EXERCISE REQUIREMENTS — Take from the material every line that contains the word "MRND".

MATERIALS PROVIDED —
________________________________________
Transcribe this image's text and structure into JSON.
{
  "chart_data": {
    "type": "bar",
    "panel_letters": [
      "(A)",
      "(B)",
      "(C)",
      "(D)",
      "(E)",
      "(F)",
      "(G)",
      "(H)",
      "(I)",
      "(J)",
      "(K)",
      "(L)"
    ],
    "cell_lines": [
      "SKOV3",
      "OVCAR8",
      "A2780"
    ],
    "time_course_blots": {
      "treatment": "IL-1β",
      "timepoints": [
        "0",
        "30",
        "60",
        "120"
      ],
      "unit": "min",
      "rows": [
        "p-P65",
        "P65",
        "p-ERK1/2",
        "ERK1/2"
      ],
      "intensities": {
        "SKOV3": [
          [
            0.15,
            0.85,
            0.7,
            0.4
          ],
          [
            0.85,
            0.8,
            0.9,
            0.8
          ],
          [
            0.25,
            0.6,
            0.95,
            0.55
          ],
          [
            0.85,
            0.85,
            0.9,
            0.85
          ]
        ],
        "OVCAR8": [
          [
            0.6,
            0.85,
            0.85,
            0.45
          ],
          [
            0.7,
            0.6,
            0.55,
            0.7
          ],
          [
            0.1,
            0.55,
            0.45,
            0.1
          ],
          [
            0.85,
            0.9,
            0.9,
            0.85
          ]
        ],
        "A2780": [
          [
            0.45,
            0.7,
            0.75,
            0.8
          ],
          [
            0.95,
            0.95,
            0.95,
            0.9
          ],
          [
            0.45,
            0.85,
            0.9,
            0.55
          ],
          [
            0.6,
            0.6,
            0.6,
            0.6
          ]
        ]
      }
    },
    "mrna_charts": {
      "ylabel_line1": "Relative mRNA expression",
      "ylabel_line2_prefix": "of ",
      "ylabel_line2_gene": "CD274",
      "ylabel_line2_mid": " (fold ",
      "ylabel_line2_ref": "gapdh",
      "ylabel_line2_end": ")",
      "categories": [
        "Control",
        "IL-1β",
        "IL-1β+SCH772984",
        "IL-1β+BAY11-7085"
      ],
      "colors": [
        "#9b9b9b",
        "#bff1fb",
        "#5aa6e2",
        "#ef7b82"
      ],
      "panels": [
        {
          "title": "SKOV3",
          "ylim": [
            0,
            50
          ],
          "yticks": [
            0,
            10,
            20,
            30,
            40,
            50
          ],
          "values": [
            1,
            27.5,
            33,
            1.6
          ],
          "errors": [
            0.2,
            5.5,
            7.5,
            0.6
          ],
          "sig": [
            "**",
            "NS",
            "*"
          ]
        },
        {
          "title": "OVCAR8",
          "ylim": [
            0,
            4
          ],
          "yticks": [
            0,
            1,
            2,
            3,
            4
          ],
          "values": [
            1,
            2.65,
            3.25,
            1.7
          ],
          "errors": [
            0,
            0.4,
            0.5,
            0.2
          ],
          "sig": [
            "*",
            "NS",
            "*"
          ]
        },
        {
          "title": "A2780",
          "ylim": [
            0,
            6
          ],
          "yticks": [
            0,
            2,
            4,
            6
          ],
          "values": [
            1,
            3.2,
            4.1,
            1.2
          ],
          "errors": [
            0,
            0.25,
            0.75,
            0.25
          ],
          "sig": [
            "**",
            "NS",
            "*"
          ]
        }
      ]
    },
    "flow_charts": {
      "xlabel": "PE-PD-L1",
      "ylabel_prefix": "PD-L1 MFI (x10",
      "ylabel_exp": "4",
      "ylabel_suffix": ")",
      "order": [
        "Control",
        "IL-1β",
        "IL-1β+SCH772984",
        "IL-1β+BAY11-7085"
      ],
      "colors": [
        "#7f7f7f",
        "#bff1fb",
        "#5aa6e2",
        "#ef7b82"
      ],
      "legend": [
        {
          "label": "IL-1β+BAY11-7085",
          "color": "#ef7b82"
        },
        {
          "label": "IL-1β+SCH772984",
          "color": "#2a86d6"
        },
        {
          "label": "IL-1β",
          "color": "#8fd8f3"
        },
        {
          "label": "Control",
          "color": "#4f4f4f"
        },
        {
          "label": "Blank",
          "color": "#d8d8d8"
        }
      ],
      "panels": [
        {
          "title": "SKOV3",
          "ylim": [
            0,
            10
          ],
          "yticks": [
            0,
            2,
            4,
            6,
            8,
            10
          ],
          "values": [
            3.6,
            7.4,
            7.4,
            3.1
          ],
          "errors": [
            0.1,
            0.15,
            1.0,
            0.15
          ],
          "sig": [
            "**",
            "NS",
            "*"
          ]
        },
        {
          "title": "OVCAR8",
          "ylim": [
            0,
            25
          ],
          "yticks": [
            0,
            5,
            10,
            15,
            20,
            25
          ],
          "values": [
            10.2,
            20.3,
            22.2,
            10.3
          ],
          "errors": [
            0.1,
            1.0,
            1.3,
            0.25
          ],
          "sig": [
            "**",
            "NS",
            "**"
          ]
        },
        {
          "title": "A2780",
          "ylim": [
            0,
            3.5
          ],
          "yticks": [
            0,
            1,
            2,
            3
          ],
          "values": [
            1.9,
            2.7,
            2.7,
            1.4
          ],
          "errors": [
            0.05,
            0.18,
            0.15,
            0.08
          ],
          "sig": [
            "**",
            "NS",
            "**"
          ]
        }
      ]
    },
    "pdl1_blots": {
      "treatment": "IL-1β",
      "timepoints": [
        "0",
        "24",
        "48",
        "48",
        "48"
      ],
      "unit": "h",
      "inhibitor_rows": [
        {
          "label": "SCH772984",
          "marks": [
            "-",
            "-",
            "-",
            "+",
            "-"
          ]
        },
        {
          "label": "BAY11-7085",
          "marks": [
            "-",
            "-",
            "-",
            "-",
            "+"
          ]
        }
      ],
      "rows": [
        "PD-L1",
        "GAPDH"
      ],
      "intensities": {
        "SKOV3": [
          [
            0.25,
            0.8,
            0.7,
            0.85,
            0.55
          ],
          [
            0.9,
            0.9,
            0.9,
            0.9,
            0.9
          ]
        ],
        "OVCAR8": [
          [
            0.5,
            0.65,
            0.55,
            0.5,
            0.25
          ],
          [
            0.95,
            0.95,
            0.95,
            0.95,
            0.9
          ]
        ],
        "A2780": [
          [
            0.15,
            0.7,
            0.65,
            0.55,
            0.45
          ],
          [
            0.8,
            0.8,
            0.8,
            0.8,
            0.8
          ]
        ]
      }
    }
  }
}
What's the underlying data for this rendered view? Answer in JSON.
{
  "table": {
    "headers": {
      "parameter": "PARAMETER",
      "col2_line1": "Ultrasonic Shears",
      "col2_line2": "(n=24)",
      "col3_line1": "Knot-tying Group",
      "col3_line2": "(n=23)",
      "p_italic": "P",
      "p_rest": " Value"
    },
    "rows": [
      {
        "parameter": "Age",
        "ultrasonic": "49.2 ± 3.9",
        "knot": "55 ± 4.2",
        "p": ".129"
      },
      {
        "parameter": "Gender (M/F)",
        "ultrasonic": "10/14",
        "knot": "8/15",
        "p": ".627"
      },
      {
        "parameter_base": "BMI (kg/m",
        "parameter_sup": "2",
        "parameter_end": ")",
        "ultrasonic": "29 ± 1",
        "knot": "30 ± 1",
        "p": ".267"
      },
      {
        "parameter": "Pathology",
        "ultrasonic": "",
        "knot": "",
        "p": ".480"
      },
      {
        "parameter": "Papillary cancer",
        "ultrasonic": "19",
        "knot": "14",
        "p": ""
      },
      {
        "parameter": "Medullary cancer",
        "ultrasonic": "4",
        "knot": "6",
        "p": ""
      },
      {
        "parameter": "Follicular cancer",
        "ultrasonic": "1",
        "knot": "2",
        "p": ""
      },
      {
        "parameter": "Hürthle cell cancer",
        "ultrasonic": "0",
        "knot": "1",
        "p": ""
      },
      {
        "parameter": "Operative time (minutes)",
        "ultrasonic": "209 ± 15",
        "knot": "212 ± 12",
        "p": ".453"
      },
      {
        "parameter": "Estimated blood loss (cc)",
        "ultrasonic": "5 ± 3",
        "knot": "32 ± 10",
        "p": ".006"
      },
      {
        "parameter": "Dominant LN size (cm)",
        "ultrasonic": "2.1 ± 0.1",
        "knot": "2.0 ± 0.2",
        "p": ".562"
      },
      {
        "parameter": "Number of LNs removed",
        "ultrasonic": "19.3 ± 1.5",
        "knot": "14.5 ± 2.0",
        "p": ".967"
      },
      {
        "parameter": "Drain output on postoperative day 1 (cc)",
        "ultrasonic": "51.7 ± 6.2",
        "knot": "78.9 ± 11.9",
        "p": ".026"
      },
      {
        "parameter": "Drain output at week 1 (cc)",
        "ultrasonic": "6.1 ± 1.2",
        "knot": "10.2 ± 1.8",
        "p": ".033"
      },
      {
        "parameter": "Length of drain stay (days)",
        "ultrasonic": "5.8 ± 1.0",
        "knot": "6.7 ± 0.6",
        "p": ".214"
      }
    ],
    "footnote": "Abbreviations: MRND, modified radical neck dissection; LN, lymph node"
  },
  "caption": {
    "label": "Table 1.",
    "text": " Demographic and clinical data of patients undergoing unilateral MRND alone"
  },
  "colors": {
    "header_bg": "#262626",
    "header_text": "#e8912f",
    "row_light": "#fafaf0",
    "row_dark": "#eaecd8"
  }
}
________________________________________
EXERCISE RESPONSE —
    "footnote": "Abbreviations: MRND, modified radical neck dissection; LN, lymph node"
    "text": " Demographic and clinical data of patients undergoing unilateral MRND alone"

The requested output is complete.